▶ [TASK DESCRIPTION] Out of all the lines below, count those with the word "color". Give the number only.

▶ [DATASET RECORDS]
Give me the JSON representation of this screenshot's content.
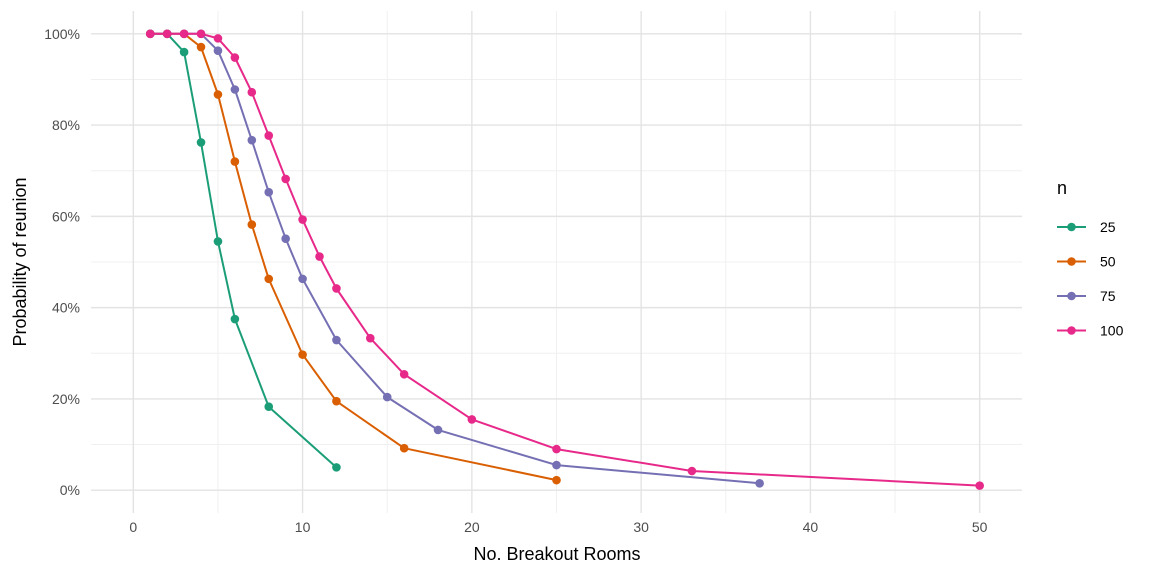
{
  "chart_data": {
    "type": "line",
    "xlabel": "No. Breakout Rooms",
    "ylabel": "Probability of reunion",
    "xlim": [
      -2.5,
      52.5
    ],
    "ylim": [
      -0.05,
      1.05
    ],
    "x_ticks": [
      0,
      10,
      20,
      30,
      40,
      50
    ],
    "x_tick_labels": [
      "0",
      "10",
      "20",
      "30",
      "40",
      "50"
    ],
    "y_ticks": [
      0,
      0.2,
      0.4,
      0.6,
      0.8,
      1.0
    ],
    "y_tick_labels": [
      "0%",
      "20%",
      "40%",
      "60%",
      "80%",
      "100%"
    ],
    "grid": true,
    "legend_position": "right",
    "legend_title": "n",
    "series": [
      {
        "name": "25",
        "color": "#1b9e77",
        "x": [
          1,
          2,
          3,
          4,
          5,
          6,
          8,
          12
        ],
        "y": [
          1.0,
          1.0,
          0.96,
          0.762,
          0.545,
          0.375,
          0.183,
          0.05
        ]
      },
      {
        "name": "50",
        "color": "#d95f02",
        "x": [
          1,
          2,
          3,
          4,
          5,
          6,
          7,
          8,
          10,
          12,
          16,
          25
        ],
        "y": [
          1.0,
          1.0,
          1.0,
          0.971,
          0.867,
          0.72,
          0.582,
          0.463,
          0.297,
          0.195,
          0.092,
          0.022
        ]
      },
      {
        "name": "75",
        "color": "#7570b3",
        "x": [
          1,
          2,
          3,
          4,
          5,
          6,
          7,
          8,
          9,
          10,
          12,
          15,
          18,
          25,
          37
        ],
        "y": [
          1.0,
          1.0,
          1.0,
          1.0,
          0.963,
          0.878,
          0.767,
          0.653,
          0.551,
          0.463,
          0.329,
          0.204,
          0.132,
          0.055,
          0.015
        ]
      },
      {
        "name": "100",
        "color": "#e7298a",
        "x": [
          1,
          2,
          3,
          4,
          5,
          6,
          7,
          8,
          9,
          10,
          11,
          12,
          14,
          16,
          20,
          25,
          33,
          50
        ],
        "y": [
          1.0,
          1.0,
          1.0,
          1.0,
          0.99,
          0.948,
          0.872,
          0.777,
          0.682,
          0.593,
          0.512,
          0.442,
          0.333,
          0.254,
          0.155,
          0.09,
          0.042,
          0.01
        ]
      }
    ]
  }
}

▶ [WRITTEN ANSWER] 4